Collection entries
** Start **
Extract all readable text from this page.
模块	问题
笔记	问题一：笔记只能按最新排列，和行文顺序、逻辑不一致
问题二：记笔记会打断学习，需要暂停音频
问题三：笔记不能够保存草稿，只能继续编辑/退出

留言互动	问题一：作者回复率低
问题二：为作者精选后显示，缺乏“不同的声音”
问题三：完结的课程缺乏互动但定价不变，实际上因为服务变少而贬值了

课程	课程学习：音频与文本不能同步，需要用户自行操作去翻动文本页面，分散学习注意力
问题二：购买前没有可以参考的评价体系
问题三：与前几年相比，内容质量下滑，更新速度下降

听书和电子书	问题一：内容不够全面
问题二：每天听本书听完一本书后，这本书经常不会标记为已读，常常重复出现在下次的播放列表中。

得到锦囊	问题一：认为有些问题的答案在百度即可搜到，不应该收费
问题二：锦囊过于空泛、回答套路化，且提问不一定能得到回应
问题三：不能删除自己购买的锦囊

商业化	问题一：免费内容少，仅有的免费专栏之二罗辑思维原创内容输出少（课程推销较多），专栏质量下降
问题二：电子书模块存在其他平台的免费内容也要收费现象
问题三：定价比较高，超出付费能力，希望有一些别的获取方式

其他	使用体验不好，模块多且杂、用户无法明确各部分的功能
** End **
== SHORT EXERCISE ==
Output the full listing without altering anything.

== EXERCISE ANSWER ==
Extract all readable text from this page.
模块	问题
笔记	问题一：笔记只能按最新排列，和行文顺序、逻辑不一致
问题二：记笔记会打断学习，需要暂停音频
问题三：笔记不能够保存草稿，只能继续编辑/退出

留言互动	问题一：作者回复率低
问题二：为作者精选后显示，缺乏“不同的声音”
问题三：完结的课程缺乏互动但定价不变，实际上因为服务变少而贬值了

课程	课程学习：音频与文本不能同步，需要用户自行操作去翻动文本页面，分散学习注意力
问题二：购买前没有可以参考的评价体系
问题三：与前几年相比，内容质量下滑，更新速度下降

听书和电子书	问题一：内容不够全面
问题二：每天听本书听完一本书后，这本书经常不会标记为已读，常常重复出现在下次的播放列表中。

得到锦囊	问题一：认为有些问题的答案在百度即可搜到，不应该收费
问题二：锦囊过于空泛、回答套路化，且提问不一定能得到回应
问题三：不能删除自己购买的锦囊

商业化	问题一：免费内容少，仅有的免费专栏之二罗辑思维原创内容输出少（课程推销较多），专栏质量下降
问题二：电子书模块存在其他平台的免费内容也要收费现象
问题三：定价比较高，超出付费能力，希望有一些别的获取方式

其他	使用体验不好，模块多且杂、用户无法明确各部分的功能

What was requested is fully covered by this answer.